_Exercise requirements:_ Your job is to restate each entry word for word.

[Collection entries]
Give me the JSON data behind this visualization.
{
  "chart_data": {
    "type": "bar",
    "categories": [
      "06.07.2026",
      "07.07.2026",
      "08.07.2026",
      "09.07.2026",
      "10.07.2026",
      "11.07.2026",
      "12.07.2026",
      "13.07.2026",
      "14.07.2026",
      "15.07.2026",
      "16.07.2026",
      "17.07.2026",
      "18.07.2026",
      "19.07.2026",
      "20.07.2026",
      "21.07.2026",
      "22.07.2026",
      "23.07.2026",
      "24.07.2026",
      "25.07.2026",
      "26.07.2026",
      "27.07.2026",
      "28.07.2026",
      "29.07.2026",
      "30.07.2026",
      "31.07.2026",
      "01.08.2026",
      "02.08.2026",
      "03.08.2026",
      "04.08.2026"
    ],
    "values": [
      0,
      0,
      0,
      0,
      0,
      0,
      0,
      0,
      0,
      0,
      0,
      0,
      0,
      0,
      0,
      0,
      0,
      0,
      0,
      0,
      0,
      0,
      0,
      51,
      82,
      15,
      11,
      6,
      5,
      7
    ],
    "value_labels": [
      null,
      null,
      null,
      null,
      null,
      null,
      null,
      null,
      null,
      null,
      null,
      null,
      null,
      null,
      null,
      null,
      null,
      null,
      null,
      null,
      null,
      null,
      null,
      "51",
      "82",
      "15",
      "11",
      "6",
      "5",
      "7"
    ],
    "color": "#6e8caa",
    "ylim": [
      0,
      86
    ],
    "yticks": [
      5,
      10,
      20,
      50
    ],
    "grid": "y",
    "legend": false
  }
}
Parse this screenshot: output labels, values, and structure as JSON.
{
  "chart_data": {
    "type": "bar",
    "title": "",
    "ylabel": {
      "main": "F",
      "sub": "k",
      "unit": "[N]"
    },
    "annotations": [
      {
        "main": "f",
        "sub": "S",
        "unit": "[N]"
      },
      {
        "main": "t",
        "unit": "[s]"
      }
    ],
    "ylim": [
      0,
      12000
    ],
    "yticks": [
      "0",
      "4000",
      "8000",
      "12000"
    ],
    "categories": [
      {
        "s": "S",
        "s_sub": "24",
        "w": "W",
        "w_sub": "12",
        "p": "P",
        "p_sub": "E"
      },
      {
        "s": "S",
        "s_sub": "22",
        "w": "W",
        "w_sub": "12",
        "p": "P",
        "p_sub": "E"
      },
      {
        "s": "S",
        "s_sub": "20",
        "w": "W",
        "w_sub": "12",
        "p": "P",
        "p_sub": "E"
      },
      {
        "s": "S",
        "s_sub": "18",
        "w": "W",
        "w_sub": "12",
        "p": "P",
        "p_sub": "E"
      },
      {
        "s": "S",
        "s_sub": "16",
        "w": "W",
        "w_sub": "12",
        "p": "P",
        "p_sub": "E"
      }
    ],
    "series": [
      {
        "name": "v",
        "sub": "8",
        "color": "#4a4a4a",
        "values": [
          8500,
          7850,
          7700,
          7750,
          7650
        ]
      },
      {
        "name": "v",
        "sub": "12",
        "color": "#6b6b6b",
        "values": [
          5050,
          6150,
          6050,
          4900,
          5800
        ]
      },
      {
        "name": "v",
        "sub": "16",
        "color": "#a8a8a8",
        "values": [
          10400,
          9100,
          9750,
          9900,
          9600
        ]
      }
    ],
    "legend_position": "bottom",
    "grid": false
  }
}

_Result of this exercise:_
Give me the JSON data behind this visualization.
{
  "chart_data": {
    "type": "bar",
    "categories": [
      "06.07.2026",
      "07.07.2026",
      "08.07.2026",
      "09.07.2026",
      "10.07.2026",
      "11.07.2026",
      "12.07.2026",
      "13.07.2026",
      "14.07.2026",
      "15.07.2026",
      "16.07.2026",
      "17.07.2026",
      "18.07.2026",
      "19.07.2026",
      "20.07.2026",
      "21.07.2026",
      "22.07.2026",
      "23.07.2026",
      "24.07.2026",
      "25.07.2026",
      "26.07.2026",
      "27.07.2026",
      "28.07.2026",
      "29.07.2026",
      "30.07.2026",
      "31.07.2026",
      "01.08.2026",
      "02.08.2026",
      "03.08.2026",
      "04.08.2026"
    ],
    "values": [
      0,
      0,
      0,
      0,
      0,
      0,
      0,
      0,
      0,
      0,
      0,
      0,
      0,
      0,
      0,
      0,
      0,
      0,
      0,
      0,
      0,
      0,
      0,
      51,
      82,
      15,
      11,
      6,
      5,
      7
    ],
    "value_labels": [
      null,
      null,
      null,
      null,
      null,
      null,
      null,
      null,
      null,
      null,
      null,
      null,
      null,
      null,
      null,
      null,
      null,
      null,
      null,
      null,
      null,
      null,
      null,
      "51",
      "82",
      "15",
      "11",
      "6",
      "5",
      "7"
    ],
    "color": "#6e8caa",
    "ylim": [
      0,
      86
    ],
    "yticks": [
      5,
      10,
      20,
      50
    ],
    "grid": "y",
    "legend": false
  }
}
Parse this screenshot: output labels, values, and structure as JSON.
{
  "chart_data": {
    "type": "bar",
    "title": "",
    "ylabel": {
      "main": "F",
      "sub": "k",
      "unit": "[N]"
    },
    "annotations": [
      {
        "main": "f",
        "sub": "S",
        "unit": "[N]"
      },
      {
        "main": "t",
        "unit": "[s]"
      }
    ],
    "ylim": [
      0,
      12000
    ],
    "yticks": [
      "0",
      "4000",
      "8000",
      "12000"
    ],
    "categories": [
      {
        "s": "S",
        "s_sub": "24",
        "w": "W",
        "w_sub": "12",
        "p": "P",
        "p_sub": "E"
      },
      {
        "s": "S",
        "s_sub": "22",
        "w": "W",
        "w_sub": "12",
        "p": "P",
        "p_sub": "E"
      },
      {
        "s": "S",
        "s_sub": "20",
        "w": "W",
        "w_sub": "12",
        "p": "P",
        "p_sub": "E"
      },
      {
        "s": "S",
        "s_sub": "18",
        "w": "W",
        "w_sub": "12",
        "p": "P",
        "p_sub": "E"
      },
      {
        "s": "S",
        "s_sub": "16",
        "w": "W",
        "w_sub": "12",
        "p": "P",
        "p_sub": "E"
      }
    ],
    "series": [
      {
        "name": "v",
        "sub": "8",
        "color": "#4a4a4a",
        "values": [
          8500,
          7850,
          7700,
          7750,
          7650
        ]
      },
      {
        "name": "v",
        "sub": "12",
        "color": "#6b6b6b",
        "values": [
          5050,
          6150,
          6050,
          4900,
          5800
        ]
      },
      {
        "name": "v",
        "sub": "16",
        "color": "#a8a8a8",
        "values": [
          10400,
          9100,
          9750,
          9900,
          9600
        ]
      }
    ],
    "legend_position": "bottom",
    "grid": false
  }
}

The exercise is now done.